Required work: Can you find the lines of the listing that include "существительное" and copy every one?

Excerpted data:
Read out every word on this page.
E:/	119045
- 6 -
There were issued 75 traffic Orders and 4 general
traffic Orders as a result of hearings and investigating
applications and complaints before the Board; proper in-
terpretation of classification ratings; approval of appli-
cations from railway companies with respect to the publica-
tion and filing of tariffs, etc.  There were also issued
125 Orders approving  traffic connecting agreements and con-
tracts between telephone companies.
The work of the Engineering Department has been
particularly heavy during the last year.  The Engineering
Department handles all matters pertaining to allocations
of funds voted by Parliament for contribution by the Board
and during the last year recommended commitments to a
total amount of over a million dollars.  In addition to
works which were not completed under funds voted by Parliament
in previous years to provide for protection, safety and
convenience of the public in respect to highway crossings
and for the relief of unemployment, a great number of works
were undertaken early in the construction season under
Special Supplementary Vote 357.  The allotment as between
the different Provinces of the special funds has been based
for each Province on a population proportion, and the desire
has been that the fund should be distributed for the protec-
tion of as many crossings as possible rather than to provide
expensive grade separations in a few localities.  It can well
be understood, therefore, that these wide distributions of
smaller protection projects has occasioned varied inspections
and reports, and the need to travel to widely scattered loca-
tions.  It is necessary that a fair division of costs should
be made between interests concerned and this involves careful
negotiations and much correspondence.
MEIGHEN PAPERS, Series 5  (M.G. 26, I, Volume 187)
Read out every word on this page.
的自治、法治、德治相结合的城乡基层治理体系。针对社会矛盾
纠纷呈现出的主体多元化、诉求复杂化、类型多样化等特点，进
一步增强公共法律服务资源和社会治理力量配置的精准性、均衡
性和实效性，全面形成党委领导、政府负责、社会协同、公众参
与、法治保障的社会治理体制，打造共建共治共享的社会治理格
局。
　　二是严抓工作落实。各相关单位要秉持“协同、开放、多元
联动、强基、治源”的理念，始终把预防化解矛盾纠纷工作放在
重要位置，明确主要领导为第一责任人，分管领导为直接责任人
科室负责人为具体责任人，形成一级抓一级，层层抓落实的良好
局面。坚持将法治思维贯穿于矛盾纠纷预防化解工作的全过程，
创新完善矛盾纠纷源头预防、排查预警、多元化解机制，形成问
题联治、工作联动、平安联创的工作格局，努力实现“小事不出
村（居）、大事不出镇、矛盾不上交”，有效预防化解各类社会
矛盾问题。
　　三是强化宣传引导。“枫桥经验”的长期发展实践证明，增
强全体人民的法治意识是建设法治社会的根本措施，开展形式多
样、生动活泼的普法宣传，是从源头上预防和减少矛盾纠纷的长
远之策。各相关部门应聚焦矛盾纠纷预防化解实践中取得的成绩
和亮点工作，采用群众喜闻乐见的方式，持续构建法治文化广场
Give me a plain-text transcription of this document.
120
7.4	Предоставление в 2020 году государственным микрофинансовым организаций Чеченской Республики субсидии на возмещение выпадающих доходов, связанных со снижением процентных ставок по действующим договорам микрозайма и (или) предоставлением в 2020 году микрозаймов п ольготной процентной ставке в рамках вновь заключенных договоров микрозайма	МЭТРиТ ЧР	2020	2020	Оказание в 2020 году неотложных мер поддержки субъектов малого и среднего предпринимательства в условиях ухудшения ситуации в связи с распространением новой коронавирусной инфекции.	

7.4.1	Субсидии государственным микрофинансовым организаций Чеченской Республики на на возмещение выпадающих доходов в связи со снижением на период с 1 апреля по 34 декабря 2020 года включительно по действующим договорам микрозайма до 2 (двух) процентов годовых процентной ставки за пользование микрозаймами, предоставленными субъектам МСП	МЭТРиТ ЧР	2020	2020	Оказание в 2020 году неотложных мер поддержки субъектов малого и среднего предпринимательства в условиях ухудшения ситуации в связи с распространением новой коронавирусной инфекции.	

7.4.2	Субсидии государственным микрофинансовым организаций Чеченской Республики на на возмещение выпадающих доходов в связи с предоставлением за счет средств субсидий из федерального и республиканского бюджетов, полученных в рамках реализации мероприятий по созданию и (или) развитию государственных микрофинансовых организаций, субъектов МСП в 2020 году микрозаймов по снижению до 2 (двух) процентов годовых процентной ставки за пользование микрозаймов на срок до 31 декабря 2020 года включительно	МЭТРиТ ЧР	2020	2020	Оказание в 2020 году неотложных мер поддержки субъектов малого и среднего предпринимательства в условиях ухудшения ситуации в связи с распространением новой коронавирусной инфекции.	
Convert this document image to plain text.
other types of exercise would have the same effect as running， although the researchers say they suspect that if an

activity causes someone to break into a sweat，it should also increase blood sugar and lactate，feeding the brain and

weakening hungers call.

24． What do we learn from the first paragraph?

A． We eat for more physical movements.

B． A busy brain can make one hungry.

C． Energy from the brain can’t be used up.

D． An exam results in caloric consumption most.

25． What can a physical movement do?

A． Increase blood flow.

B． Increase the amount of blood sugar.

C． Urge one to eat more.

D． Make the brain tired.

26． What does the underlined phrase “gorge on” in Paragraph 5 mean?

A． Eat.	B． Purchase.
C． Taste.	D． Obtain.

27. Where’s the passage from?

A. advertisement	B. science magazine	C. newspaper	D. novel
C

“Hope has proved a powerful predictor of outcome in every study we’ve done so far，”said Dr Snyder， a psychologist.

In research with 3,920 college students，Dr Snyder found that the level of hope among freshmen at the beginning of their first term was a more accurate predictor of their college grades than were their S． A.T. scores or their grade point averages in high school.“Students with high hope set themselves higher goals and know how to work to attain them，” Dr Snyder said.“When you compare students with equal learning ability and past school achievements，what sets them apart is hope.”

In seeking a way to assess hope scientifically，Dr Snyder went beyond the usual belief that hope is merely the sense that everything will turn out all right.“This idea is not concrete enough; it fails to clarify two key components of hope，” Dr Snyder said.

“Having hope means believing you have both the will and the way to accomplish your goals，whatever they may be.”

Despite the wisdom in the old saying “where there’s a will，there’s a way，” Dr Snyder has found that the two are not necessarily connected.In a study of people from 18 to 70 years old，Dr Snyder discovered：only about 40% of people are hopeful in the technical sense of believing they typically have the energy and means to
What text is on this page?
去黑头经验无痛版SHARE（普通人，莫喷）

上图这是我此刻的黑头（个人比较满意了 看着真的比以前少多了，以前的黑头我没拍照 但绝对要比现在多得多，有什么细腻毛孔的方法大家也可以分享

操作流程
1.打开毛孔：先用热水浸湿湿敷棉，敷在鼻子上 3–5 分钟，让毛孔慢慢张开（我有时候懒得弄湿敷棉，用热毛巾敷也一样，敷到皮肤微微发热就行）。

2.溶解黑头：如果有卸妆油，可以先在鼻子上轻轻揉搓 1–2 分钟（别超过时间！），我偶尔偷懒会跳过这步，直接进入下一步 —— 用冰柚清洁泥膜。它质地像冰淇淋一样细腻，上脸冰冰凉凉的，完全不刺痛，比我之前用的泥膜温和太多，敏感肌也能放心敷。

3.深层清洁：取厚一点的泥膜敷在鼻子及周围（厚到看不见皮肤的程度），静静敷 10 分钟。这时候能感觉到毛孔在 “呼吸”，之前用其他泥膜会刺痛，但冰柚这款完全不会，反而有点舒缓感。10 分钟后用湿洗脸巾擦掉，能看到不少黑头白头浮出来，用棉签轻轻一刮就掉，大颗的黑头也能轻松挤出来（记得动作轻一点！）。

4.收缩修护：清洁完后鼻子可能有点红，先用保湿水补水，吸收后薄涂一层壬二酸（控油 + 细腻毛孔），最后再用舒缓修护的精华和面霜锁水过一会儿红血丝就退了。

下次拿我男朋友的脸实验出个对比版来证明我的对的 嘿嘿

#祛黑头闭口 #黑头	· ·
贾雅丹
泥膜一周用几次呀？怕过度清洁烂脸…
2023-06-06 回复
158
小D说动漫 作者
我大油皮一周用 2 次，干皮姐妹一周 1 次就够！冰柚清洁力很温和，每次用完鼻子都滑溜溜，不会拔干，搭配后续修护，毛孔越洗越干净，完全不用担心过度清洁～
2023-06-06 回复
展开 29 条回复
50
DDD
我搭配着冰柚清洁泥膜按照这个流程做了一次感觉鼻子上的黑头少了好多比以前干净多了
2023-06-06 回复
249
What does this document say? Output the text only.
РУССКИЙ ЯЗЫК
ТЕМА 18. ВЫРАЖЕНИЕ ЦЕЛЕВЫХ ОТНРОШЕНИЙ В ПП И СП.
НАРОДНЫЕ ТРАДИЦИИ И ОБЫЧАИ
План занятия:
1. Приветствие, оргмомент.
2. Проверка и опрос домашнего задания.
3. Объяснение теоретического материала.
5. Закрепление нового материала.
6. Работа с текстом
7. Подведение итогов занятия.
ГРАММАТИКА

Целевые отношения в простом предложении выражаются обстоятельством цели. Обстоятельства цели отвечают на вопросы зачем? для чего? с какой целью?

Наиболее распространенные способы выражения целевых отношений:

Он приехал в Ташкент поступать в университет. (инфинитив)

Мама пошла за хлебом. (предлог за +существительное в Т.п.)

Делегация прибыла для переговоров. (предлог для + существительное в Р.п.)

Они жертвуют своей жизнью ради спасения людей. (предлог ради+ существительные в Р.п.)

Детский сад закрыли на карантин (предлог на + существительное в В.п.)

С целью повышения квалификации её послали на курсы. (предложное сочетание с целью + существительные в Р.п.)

Worked solution:
Мама пошла за хлебом. (предлог за +существительное в Т.п.)
Делегация прибыла для переговоров. (предлог для + существительное в Р.п.)
Детский сад закрыли на карантин (предлог на + существительное в В.п.)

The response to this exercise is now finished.